Each entry in the listing below should be restated word for word.

--- start Exercise inputs ---

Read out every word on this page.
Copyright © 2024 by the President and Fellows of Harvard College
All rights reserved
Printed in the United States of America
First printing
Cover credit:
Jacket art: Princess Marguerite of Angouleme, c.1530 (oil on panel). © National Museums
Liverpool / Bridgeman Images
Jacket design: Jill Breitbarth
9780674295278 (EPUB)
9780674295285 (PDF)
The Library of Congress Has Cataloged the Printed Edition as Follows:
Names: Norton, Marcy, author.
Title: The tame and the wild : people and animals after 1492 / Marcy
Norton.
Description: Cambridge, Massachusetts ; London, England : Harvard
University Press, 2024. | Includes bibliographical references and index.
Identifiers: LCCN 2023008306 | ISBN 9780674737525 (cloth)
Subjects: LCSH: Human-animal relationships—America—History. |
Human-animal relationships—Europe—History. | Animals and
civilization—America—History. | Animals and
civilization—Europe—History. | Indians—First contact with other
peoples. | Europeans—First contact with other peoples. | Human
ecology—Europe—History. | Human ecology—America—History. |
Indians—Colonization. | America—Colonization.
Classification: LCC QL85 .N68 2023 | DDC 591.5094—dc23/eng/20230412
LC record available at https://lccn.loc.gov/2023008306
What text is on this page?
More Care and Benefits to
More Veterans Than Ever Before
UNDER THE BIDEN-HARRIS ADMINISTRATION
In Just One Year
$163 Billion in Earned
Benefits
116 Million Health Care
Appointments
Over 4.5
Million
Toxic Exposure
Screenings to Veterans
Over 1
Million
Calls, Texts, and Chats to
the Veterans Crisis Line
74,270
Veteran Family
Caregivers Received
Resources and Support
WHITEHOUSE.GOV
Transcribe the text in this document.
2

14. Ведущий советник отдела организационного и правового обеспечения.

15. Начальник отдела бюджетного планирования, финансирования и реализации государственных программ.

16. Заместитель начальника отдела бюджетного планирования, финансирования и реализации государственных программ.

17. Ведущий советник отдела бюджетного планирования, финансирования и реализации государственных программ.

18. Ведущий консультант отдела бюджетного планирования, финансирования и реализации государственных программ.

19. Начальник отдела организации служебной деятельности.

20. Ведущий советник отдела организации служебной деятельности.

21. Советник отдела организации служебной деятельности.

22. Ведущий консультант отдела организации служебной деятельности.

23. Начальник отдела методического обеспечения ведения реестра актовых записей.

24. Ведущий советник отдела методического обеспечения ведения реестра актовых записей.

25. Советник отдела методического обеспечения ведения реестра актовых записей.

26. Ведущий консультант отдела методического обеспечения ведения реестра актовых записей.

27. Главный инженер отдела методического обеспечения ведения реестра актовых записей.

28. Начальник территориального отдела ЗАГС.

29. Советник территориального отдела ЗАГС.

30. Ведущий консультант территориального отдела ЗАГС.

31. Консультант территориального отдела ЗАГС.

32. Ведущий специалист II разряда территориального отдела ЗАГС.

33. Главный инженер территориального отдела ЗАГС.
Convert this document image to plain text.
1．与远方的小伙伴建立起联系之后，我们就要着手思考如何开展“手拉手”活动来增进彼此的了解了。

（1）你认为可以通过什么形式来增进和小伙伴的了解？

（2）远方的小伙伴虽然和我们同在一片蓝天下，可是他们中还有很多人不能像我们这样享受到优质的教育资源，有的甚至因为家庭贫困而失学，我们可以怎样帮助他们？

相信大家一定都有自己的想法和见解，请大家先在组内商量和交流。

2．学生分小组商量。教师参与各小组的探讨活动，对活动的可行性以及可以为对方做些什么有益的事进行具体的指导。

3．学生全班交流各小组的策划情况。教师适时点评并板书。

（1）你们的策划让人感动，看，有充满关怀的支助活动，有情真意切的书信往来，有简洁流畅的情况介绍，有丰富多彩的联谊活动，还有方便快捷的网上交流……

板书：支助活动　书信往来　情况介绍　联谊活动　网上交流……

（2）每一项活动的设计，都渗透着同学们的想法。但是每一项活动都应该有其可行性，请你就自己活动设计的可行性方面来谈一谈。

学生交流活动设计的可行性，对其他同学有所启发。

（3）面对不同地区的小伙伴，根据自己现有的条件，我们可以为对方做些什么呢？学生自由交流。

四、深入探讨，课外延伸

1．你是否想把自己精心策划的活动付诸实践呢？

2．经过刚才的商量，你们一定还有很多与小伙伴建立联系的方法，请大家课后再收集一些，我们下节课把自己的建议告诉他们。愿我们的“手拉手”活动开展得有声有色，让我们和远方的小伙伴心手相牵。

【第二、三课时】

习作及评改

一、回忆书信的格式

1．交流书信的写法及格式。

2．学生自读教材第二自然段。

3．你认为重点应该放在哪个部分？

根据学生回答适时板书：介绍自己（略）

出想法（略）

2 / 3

--- end Exercise inputs ---

▶ _Full response_
Read out every word on this page.
Copyright © 2024 by the President and Fellows of Harvard College
All rights reserved
Printed in the United States of America
First printing
Cover credit:
Jacket art: Princess Marguerite of Angouleme, c.1530 (oil on panel). © National Museums
Liverpool / Bridgeman Images
Jacket design: Jill Breitbarth
9780674295278 (EPUB)
9780674295285 (PDF)
The Library of Congress Has Cataloged the Printed Edition as Follows:
Names: Norton, Marcy, author.
Title: The tame and the wild : people and animals after 1492 / Marcy
Norton.
Description: Cambridge, Massachusetts ; London, England : Harvard
University Press, 2024. | Includes bibliographical references and index.
Identifiers: LCCN 2023008306 | ISBN 9780674737525 (cloth)
Subjects: LCSH: Human-animal relationships—America—History. |
Human-animal relationships—Europe—History. | Animals and
civilization—America—History. | Animals and
civilization—Europe—History. | Indians—First contact with other
peoples. | Europeans—First contact with other peoples. | Human
ecology—Europe—History. | Human ecology—America—History. |
Indians—Colonization. | America—Colonization.
Classification: LCC QL85 .N68 2023 | DDC 591.5094—dc23/eng/20230412
LC record available at https://lccn.loc.gov/2023008306
What text is on this page?
More Care and Benefits to
More Veterans Than Ever Before
UNDER THE BIDEN-HARRIS ADMINISTRATION
In Just One Year
$163 Billion in Earned
Benefits
116 Million Health Care
Appointments
Over 4.5
Million
Toxic Exposure
Screenings to Veterans
Over 1
Million
Calls, Texts, and Chats to
the Veterans Crisis Line
74,270
Veteran Family
Caregivers Received
Resources and Support
WHITEHOUSE.GOV
Transcribe the text in this document.
2

14. Ведущий советник отдела организационного и правового обеспечения.

15. Начальник отдела бюджетного планирования, финансирования и реализации государственных программ.

16. Заместитель начальника отдела бюджетного планирования, финансирования и реализации государственных программ.

17. Ведущий советник отдела бюджетного планирования, финансирования и реализации государственных программ.

18. Ведущий консультант отдела бюджетного планирования, финансирования и реализации государственных программ.

19. Начальник отдела организации служебной деятельности.

20. Ведущий советник отдела организации служебной деятельности.

21. Советник отдела организации служебной деятельности.

22. Ведущий консультант отдела организации служебной деятельности.

23. Начальник отдела методического обеспечения ведения реестра актовых записей.

24. Ведущий советник отдела методического обеспечения ведения реестра актовых записей.

25. Советник отдела методического обеспечения ведения реестра актовых записей.

26. Ведущий консультант отдела методического обеспечения ведения реестра актовых записей.

27. Главный инженер отдела методического обеспечения ведения реестра актовых записей.

28. Начальник территориального отдела ЗАГС.

29. Советник территориального отдела ЗАГС.

30. Ведущий консультант территориального отдела ЗАГС.

31. Консультант территориального отдела ЗАГС.

32. Ведущий специалист II разряда территориального отдела ЗАГС.

33. Главный инженер территориального отдела ЗАГС.
Convert this document image to plain text.
1．与远方的小伙伴建立起联系之后，我们就要着手思考如何开展“手拉手”活动来增进彼此的了解了。

（1）你认为可以通过什么形式来增进和小伙伴的了解？

（2）远方的小伙伴虽然和我们同在一片蓝天下，可是他们中还有很多人不能像我们这样享受到优质的教育资源，有的甚至因为家庭贫困而失学，我们可以怎样帮助他们？

相信大家一定都有自己的想法和见解，请大家先在组内商量和交流。

2．学生分小组商量。教师参与各小组的探讨活动，对活动的可行性以及可以为对方做些什么有益的事进行具体的指导。

3．学生全班交流各小组的策划情况。教师适时点评并板书。

（1）你们的策划让人感动，看，有充满关怀的支助活动，有情真意切的书信往来，有简洁流畅的情况介绍，有丰富多彩的联谊活动，还有方便快捷的网上交流……

板书：支助活动　书信往来　情况介绍　联谊活动　网上交流……

（2）每一项活动的设计，都渗透着同学们的想法。但是每一项活动都应该有其可行性，请你就自己活动设计的可行性方面来谈一谈。

学生交流活动设计的可行性，对其他同学有所启发。

（3）面对不同地区的小伙伴，根据自己现有的条件，我们可以为对方做些什么呢？学生自由交流。

四、深入探讨，课外延伸

1．你是否想把自己精心策划的活动付诸实践呢？

2．经过刚才的商量，你们一定还有很多与小伙伴建立联系的方法，请大家课后再收集一些，我们下节课把自己的建议告诉他们。愿我们的“手拉手”活动开展得有声有色，让我们和远方的小伙伴心手相牵。

【第二、三课时】

习作及评改

一、回忆书信的格式

1．交流书信的写法及格式。

2．学生自读教材第二自然段。

3．你认为重点应该放在哪个部分？

根据学生回答适时板书：介绍自己（略）

出想法（略）

2 / 3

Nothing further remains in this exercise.